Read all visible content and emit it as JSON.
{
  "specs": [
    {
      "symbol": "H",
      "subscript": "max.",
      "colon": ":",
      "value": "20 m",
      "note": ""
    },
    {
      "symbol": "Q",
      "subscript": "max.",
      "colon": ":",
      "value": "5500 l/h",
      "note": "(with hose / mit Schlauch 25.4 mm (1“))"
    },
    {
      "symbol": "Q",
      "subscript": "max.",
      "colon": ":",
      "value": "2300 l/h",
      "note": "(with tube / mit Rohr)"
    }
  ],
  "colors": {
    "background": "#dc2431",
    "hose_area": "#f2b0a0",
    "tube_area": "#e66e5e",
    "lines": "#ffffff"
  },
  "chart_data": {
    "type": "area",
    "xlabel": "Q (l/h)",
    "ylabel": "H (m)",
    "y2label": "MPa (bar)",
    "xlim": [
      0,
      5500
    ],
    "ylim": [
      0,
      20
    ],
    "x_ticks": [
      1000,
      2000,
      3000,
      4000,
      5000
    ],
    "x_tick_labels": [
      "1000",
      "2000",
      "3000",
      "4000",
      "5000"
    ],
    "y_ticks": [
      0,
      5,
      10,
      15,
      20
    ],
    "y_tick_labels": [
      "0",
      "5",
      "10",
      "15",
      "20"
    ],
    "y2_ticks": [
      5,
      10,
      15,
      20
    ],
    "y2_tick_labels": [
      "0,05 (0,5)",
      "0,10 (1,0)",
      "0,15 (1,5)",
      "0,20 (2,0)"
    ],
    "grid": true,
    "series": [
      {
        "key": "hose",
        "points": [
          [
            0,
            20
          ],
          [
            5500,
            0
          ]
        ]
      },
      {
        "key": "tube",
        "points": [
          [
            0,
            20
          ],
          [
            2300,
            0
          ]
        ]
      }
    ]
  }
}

·····

**Aim of the task:** Type the material above out again, exactly.

**Output of the exercise:**
Read all visible content and emit it as JSON.
{
  "specs": [
    {
      "symbol": "H",
      "subscript": "max.",
      "colon": ":",
      "value": "20 m",
      "note": ""
    },
    {
      "symbol": "Q",
      "subscript": "max.",
      "colon": ":",
      "value": "5500 l/h",
      "note": "(with hose / mit Schlauch 25.4 mm (1“))"
    },
    {
      "symbol": "Q",
      "subscript": "max.",
      "colon": ":",
      "value": "2300 l/h",
      "note": "(with tube / mit Rohr)"
    }
  ],
  "colors": {
    "background": "#dc2431",
    "hose_area": "#f2b0a0",
    "tube_area": "#e66e5e",
    "lines": "#ffffff"
  },
  "chart_data": {
    "type": "area",
    "xlabel": "Q (l/h)",
    "ylabel": "H (m)",
    "y2label": "MPa (bar)",
    "xlim": [
      0,
      5500
    ],
    "ylim": [
      0,
      20
    ],
    "x_ticks": [
      1000,
      2000,
      3000,
      4000,
      5000
    ],
    "x_tick_labels": [
      "1000",
      "2000",
      "3000",
      "4000",
      "5000"
    ],
    "y_ticks": [
      0,
      5,
      10,
      15,
      20
    ],
    "y_tick_labels": [
      "0",
      "5",
      "10",
      "15",
      "20"
    ],
    "y2_ticks": [
      5,
      10,
      15,
      20
    ],
    "y2_tick_labels": [
      "0,05 (0,5)",
      "0,10 (1,0)",
      "0,15 (1,5)",
      "0,20 (2,0)"
    ],
    "grid": true,
    "series": [
      {
        "key": "hose",
        "points": [
          [
            0,
            20
          ],
          [
            5500,
            0
          ]
        ]
      },
      {
        "key": "tube",
        "points": [
          [
            0,
            20
          ],
          [
            2300,
            0
          ]
        ]
      }
    ]
  }
}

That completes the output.